*THE TASK*: Copy the records below exactly, leaving out any pictures.

=== Begin Enclosure ===

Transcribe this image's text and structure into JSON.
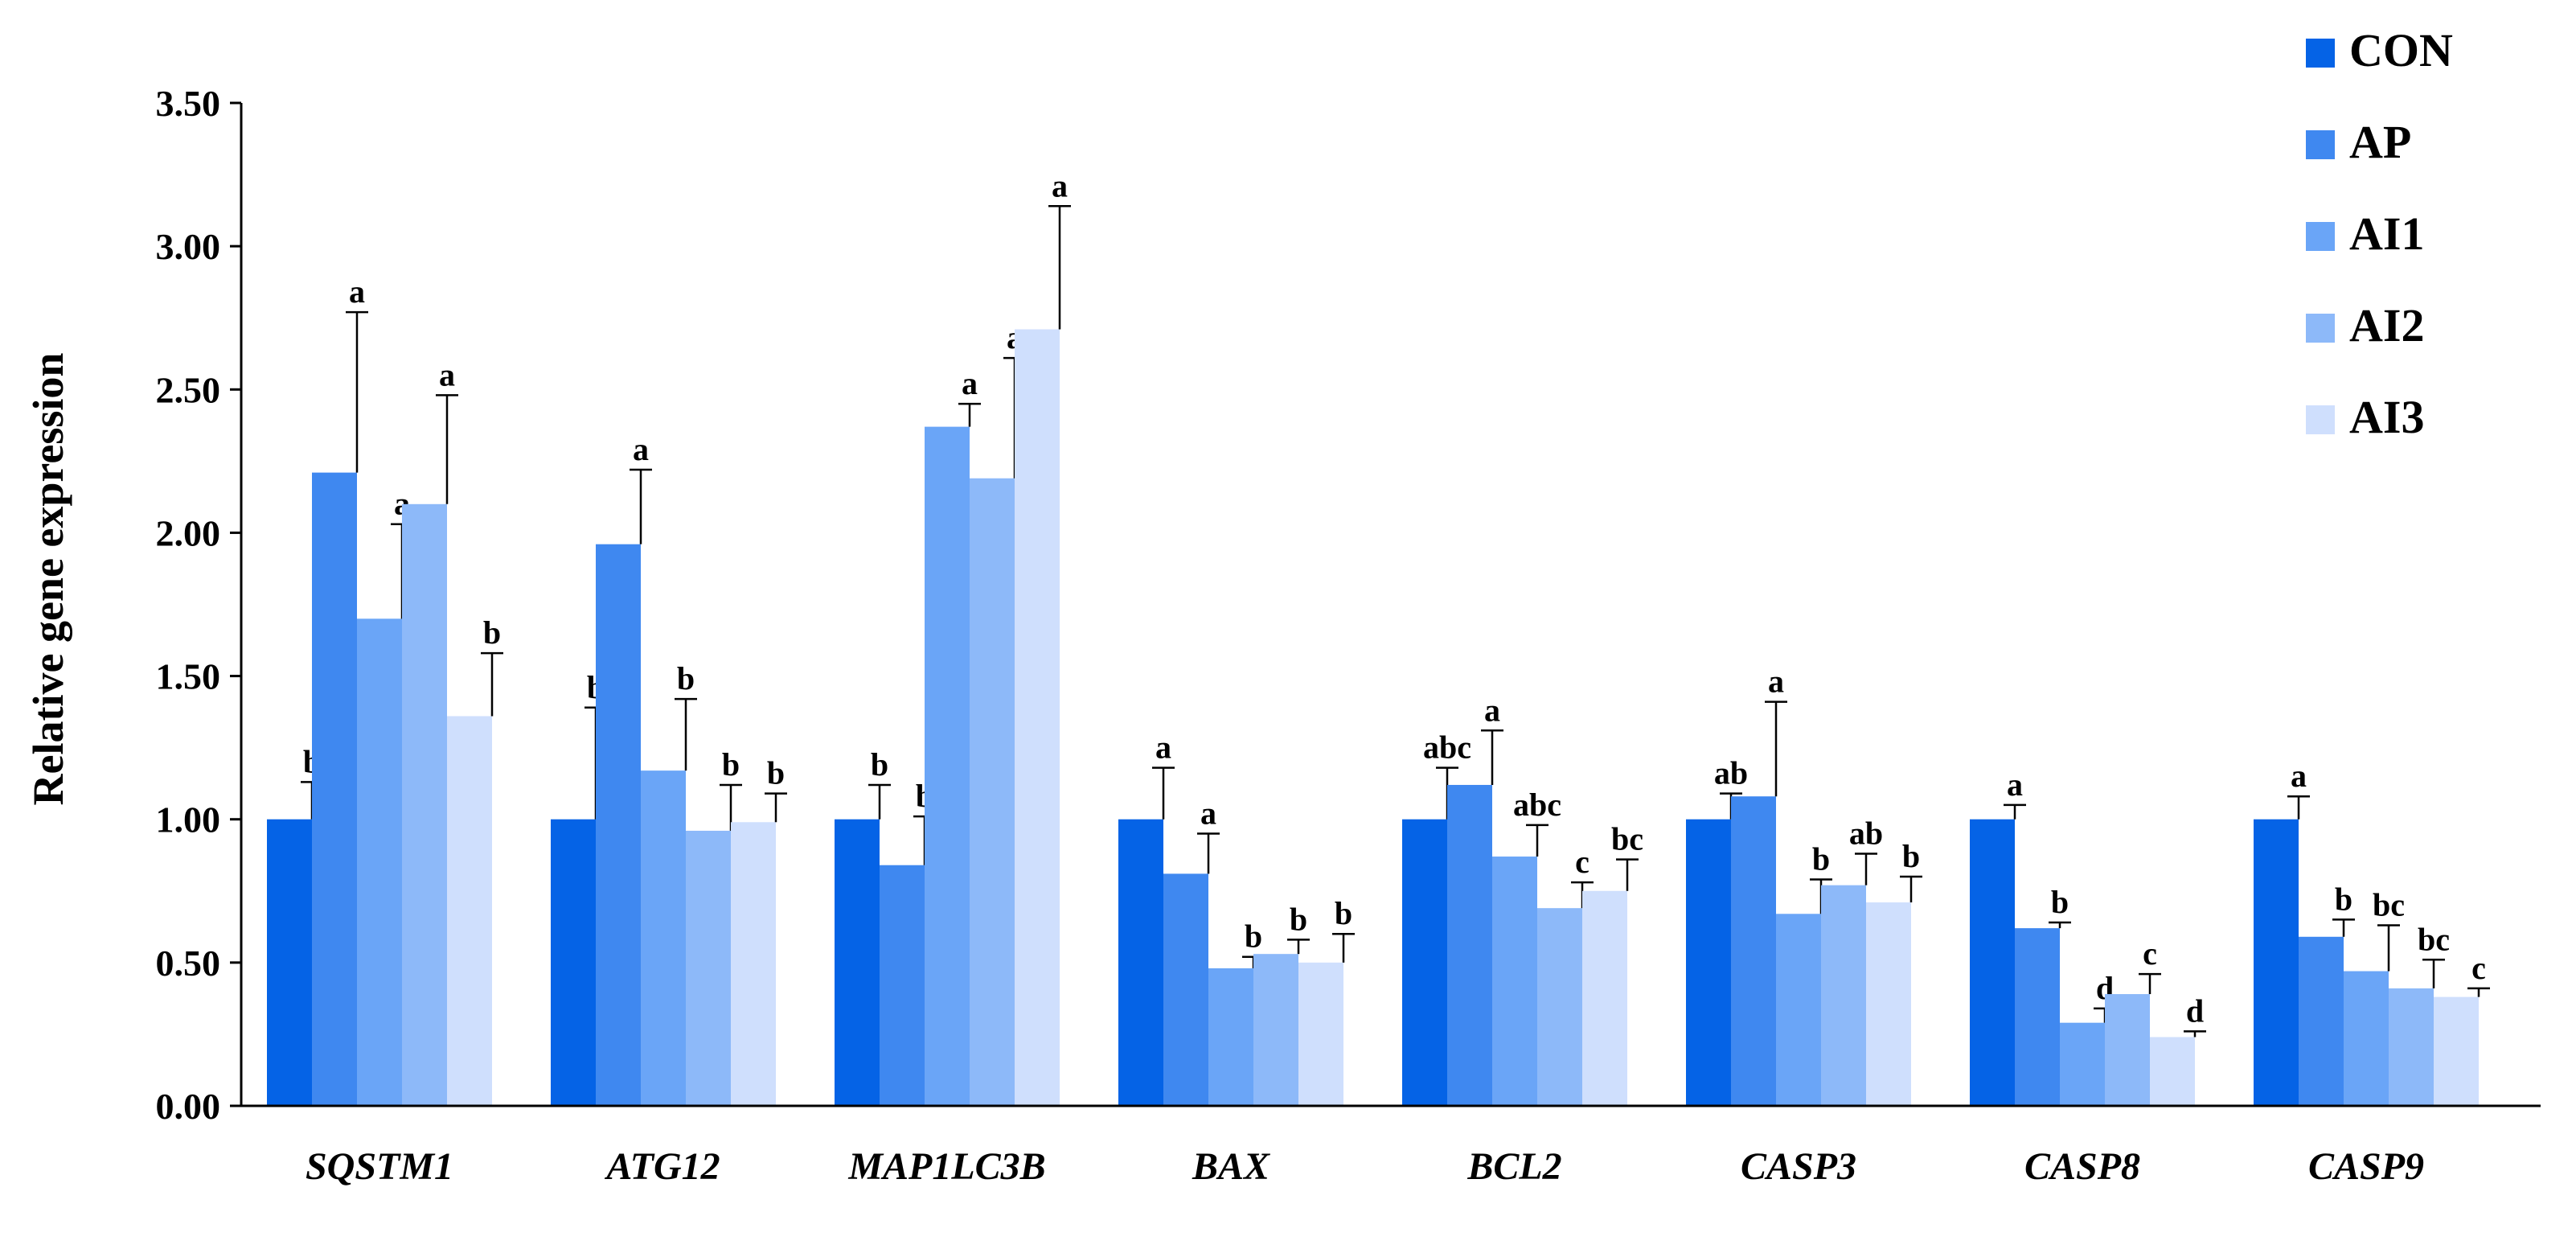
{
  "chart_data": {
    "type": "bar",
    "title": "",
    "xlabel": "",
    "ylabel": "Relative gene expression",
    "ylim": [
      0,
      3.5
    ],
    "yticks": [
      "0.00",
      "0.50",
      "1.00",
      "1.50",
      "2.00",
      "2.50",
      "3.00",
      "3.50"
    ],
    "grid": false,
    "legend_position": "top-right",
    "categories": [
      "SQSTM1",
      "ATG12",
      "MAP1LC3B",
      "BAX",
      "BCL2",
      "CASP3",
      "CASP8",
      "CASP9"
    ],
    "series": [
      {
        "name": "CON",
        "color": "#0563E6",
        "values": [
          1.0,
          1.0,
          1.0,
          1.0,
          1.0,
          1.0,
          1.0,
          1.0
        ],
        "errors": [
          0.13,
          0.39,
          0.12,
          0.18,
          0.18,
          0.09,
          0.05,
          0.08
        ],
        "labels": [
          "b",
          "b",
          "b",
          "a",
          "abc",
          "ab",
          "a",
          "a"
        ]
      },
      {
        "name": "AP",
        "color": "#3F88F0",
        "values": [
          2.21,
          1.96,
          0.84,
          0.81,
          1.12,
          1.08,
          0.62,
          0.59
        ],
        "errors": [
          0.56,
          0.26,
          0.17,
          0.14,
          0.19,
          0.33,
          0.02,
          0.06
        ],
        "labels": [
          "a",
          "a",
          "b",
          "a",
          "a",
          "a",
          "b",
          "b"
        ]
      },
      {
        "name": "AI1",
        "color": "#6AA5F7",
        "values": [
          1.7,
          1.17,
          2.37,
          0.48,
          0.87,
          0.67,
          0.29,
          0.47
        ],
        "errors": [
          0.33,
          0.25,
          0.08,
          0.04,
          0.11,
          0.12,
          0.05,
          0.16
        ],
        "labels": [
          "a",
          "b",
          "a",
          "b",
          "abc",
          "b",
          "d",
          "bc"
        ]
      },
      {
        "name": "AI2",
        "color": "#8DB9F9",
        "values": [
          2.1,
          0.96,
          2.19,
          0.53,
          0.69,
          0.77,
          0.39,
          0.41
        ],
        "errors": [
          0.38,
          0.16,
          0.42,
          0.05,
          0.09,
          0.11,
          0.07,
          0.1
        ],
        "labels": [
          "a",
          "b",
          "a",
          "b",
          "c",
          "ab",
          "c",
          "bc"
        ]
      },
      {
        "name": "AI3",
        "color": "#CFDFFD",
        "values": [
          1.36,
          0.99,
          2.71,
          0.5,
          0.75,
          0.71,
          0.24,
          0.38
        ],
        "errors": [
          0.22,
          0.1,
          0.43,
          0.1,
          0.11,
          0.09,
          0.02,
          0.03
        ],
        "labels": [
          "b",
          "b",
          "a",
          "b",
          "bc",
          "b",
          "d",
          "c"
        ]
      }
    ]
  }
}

=== End Enclosure ===

*SOLUTION BELOW*:
Transcribe this image's text and structure into JSON.
{
  "chart_data": {
    "type": "bar",
    "title": "",
    "xlabel": "",
    "ylabel": "Relative gene expression",
    "ylim": [
      0,
      3.5
    ],
    "yticks": [
      "0.00",
      "0.50",
      "1.00",
      "1.50",
      "2.00",
      "2.50",
      "3.00",
      "3.50"
    ],
    "grid": false,
    "legend_position": "top-right",
    "categories": [
      "SQSTM1",
      "ATG12",
      "MAP1LC3B",
      "BAX",
      "BCL2",
      "CASP3",
      "CASP8",
      "CASP9"
    ],
    "series": [
      {
        "name": "CON",
        "color": "#0563E6",
        "values": [
          1.0,
          1.0,
          1.0,
          1.0,
          1.0,
          1.0,
          1.0,
          1.0
        ],
        "errors": [
          0.13,
          0.39,
          0.12,
          0.18,
          0.18,
          0.09,
          0.05,
          0.08
        ],
        "labels": [
          "b",
          "b",
          "b",
          "a",
          "abc",
          "ab",
          "a",
          "a"
        ]
      },
      {
        "name": "AP",
        "color": "#3F88F0",
        "values": [
          2.21,
          1.96,
          0.84,
          0.81,
          1.12,
          1.08,
          0.62,
          0.59
        ],
        "errors": [
          0.56,
          0.26,
          0.17,
          0.14,
          0.19,
          0.33,
          0.02,
          0.06
        ],
        "labels": [
          "a",
          "a",
          "b",
          "a",
          "a",
          "a",
          "b",
          "b"
        ]
      },
      {
        "name": "AI1",
        "color": "#6AA5F7",
        "values": [
          1.7,
          1.17,
          2.37,
          0.48,
          0.87,
          0.67,
          0.29,
          0.47
        ],
        "errors": [
          0.33,
          0.25,
          0.08,
          0.04,
          0.11,
          0.12,
          0.05,
          0.16
        ],
        "labels": [
          "a",
          "b",
          "a",
          "b",
          "abc",
          "b",
          "d",
          "bc"
        ]
      },
      {
        "name": "AI2",
        "color": "#8DB9F9",
        "values": [
          2.1,
          0.96,
          2.19,
          0.53,
          0.69,
          0.77,
          0.39,
          0.41
        ],
        "errors": [
          0.38,
          0.16,
          0.42,
          0.05,
          0.09,
          0.11,
          0.07,
          0.1
        ],
        "labels": [
          "a",
          "b",
          "a",
          "b",
          "c",
          "ab",
          "c",
          "bc"
        ]
      },
      {
        "name": "AI3",
        "color": "#CFDFFD",
        "values": [
          1.36,
          0.99,
          2.71,
          0.5,
          0.75,
          0.71,
          0.24,
          0.38
        ],
        "errors": [
          0.22,
          0.1,
          0.43,
          0.1,
          0.11,
          0.09,
          0.02,
          0.03
        ],
        "labels": [
          "b",
          "b",
          "a",
          "b",
          "bc",
          "b",
          "d",
          "c"
        ]
      }
    ]
  }
}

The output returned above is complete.